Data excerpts

────────────────────

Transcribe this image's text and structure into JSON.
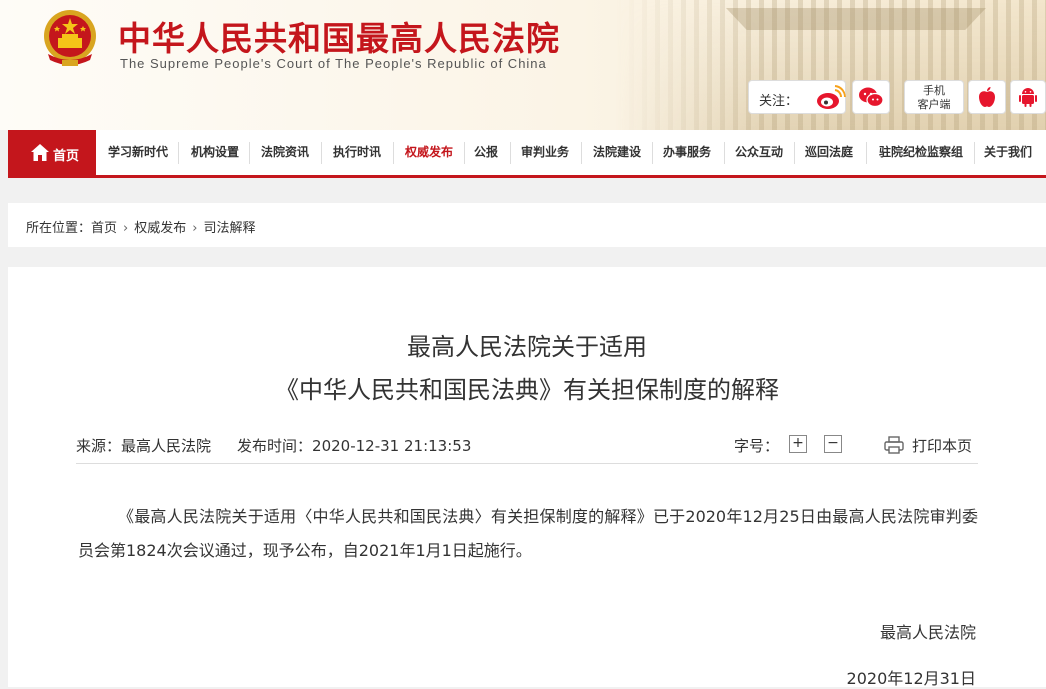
{
  "header": {
    "site_title": "中华人民共和国最高人民法院",
    "site_subtitle": "The Supreme People's Court of The People's Republic of China",
    "follow_label": "关注：",
    "mobile_line1": "手机",
    "mobile_line2": "客户端",
    "icons": [
      "national-emblem-icon",
      "weibo-icon",
      "wechat-icon",
      "apple-icon",
      "android-icon"
    ]
  },
  "nav": {
    "home": "首页",
    "items": [
      "学习新时代",
      "机构设置",
      "法院资讯",
      "执行时讯",
      "权威发布",
      "公报",
      "审判业务",
      "法院建设",
      "办事服务",
      "公众互动",
      "巡回法庭",
      "驻院纪检监察组",
      "关于我们"
    ],
    "active_index": 4
  },
  "breadcrumb": {
    "label": "所在位置：",
    "items": [
      "首页",
      "权威发布",
      "司法解释"
    ]
  },
  "article": {
    "title_line1": "最高人民法院关于适用",
    "title_line2": "《中华人民共和国民法典》有关担保制度的解释",
    "source_label": "来源：",
    "source": "最高人民法院",
    "time_label": "发布时间：",
    "time": "2020-12-31 21:13:53",
    "font_label": "字号：",
    "font_plus": "+",
    "font_minus": "−",
    "print_label": "打印本页",
    "body": "《最高人民法院关于适用〈中华人民共和国民法典〉有关担保制度的解释》已于2020年12月25日由最高人民法院审判委员会第1824次会议通过，现予公布，自2021年1月1日起施行。",
    "sign_org": "最高人民法院",
    "sign_date": "2020年12月31日"
  },
  "colors": {
    "brand_red": "#c4161c",
    "header_bg": "#fbf4e6"
  }
}
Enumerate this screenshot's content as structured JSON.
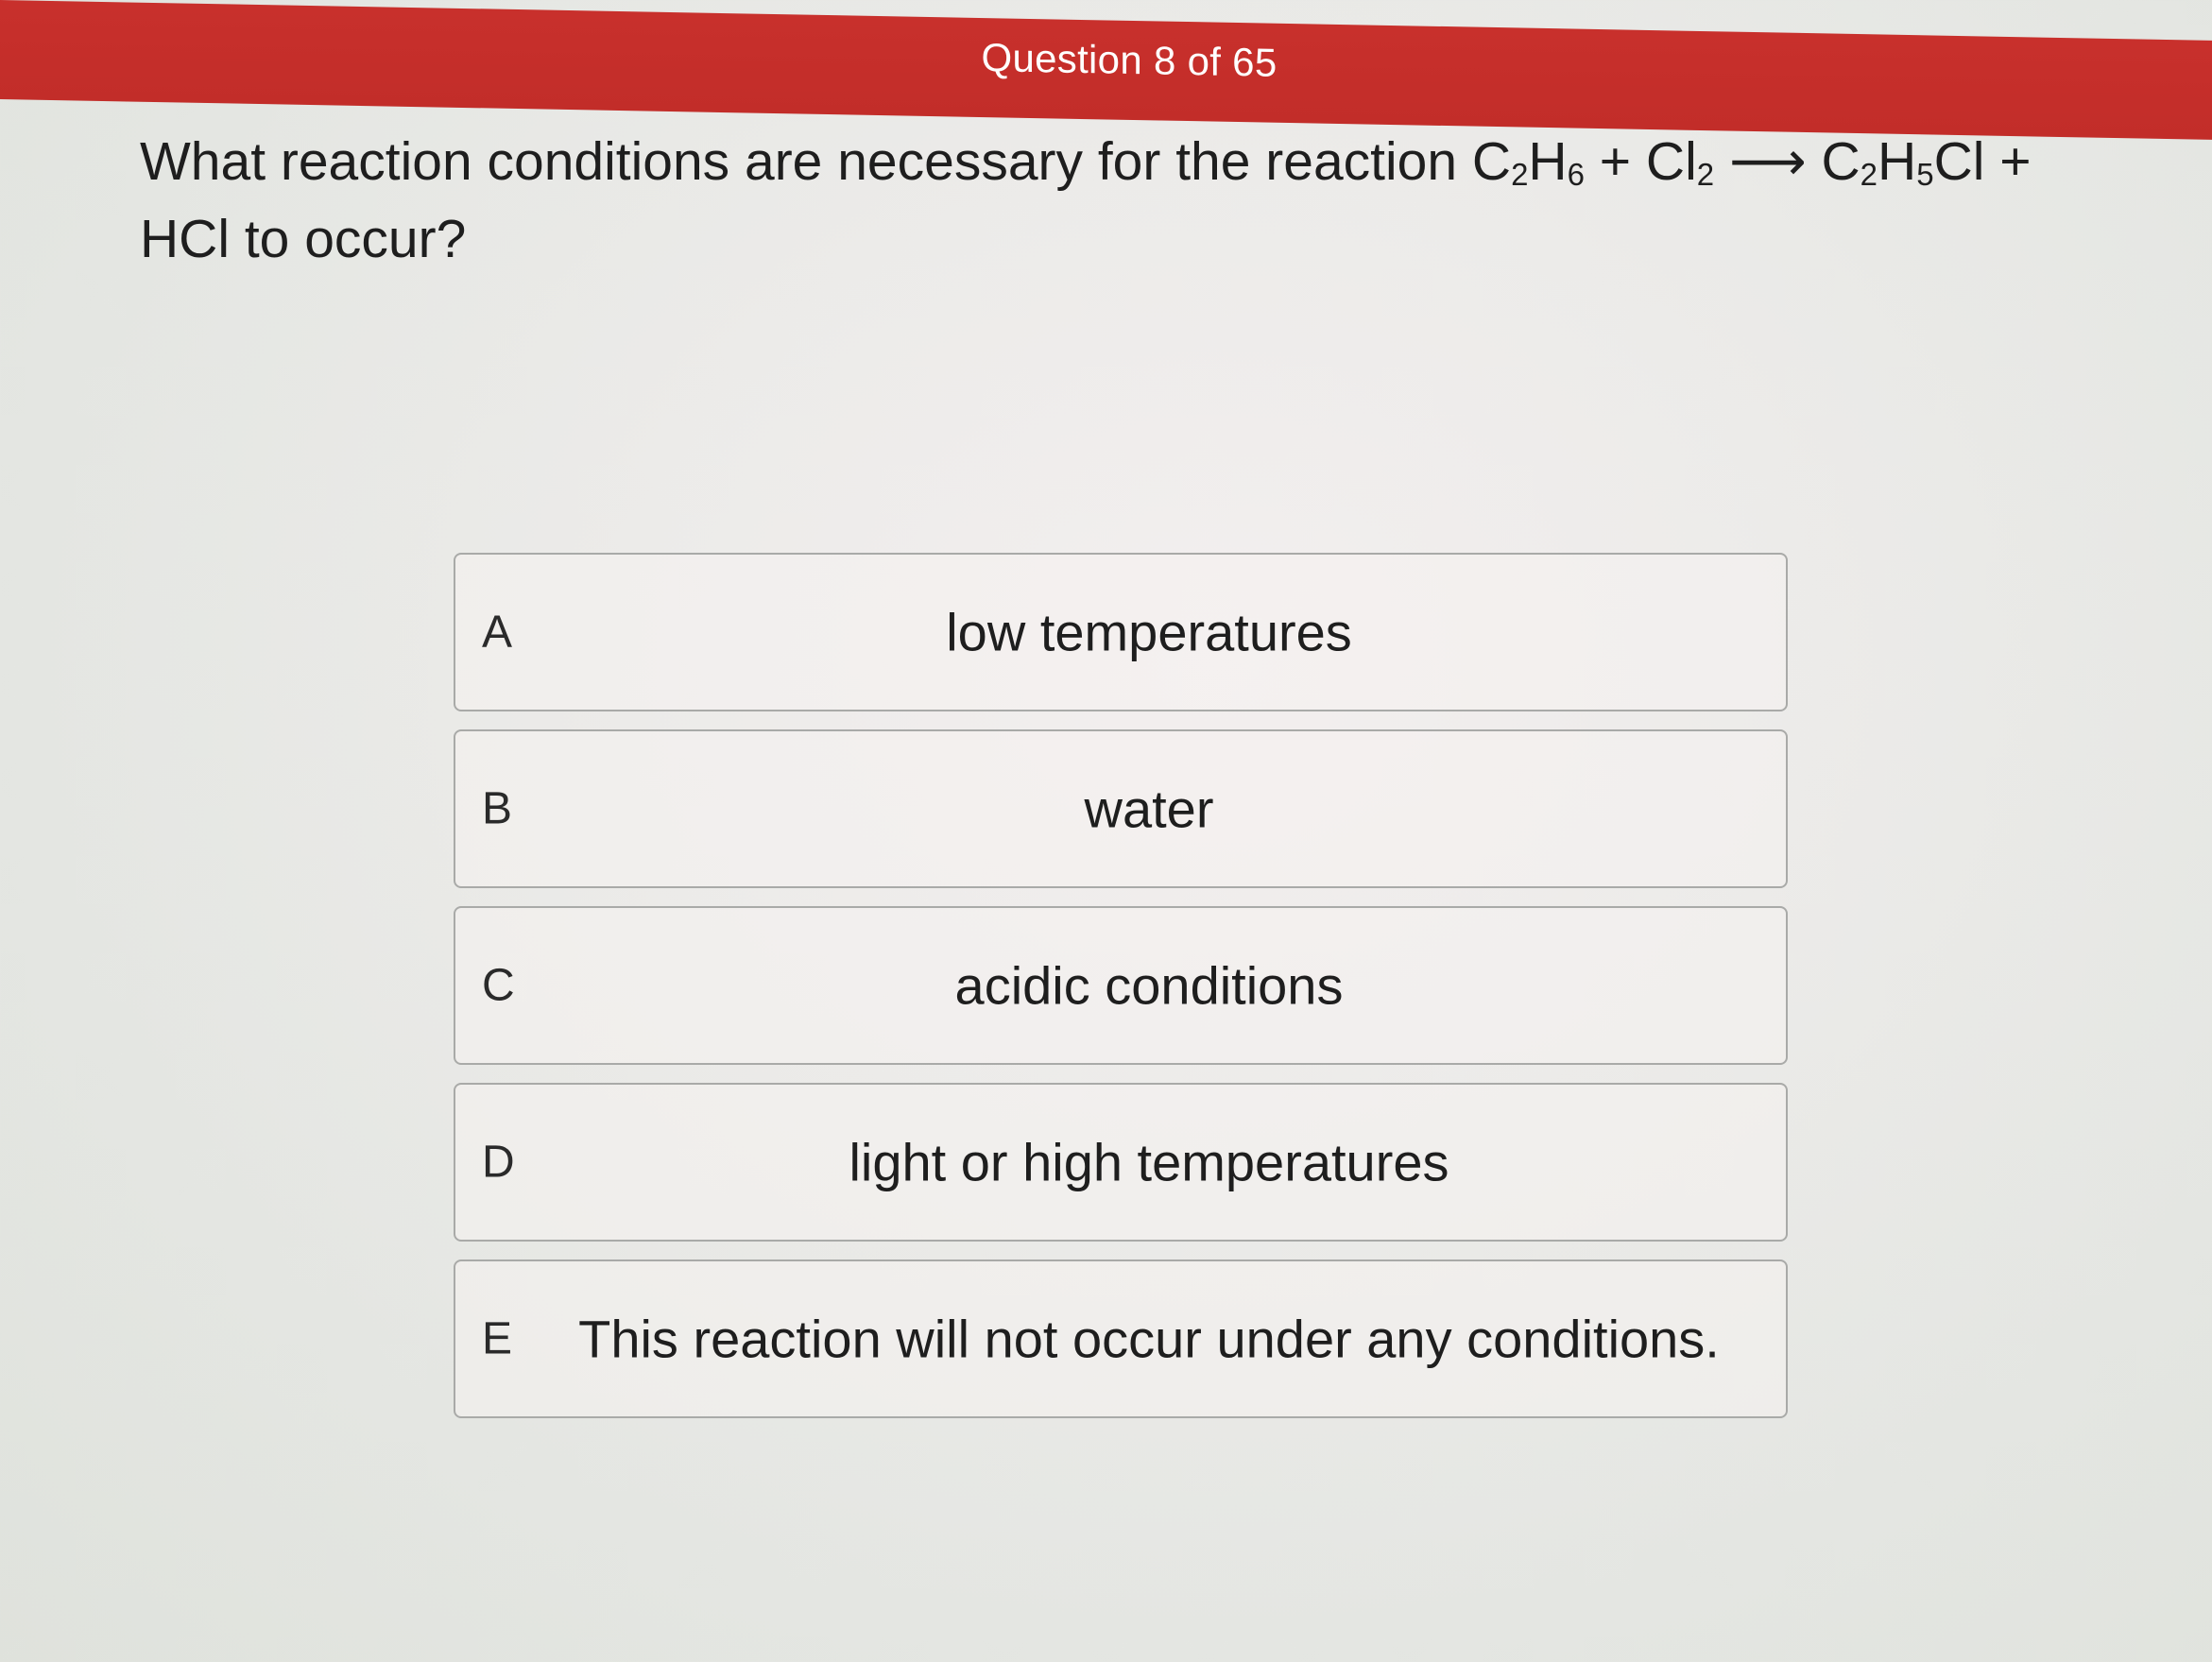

────────────────────

# Problem to work on
Wherever the string "this" appears in the entries above, list that line.

# Final result
Transcribe this image's text and structure into JSON.
Enumerate this screenshot's content as structured JSON.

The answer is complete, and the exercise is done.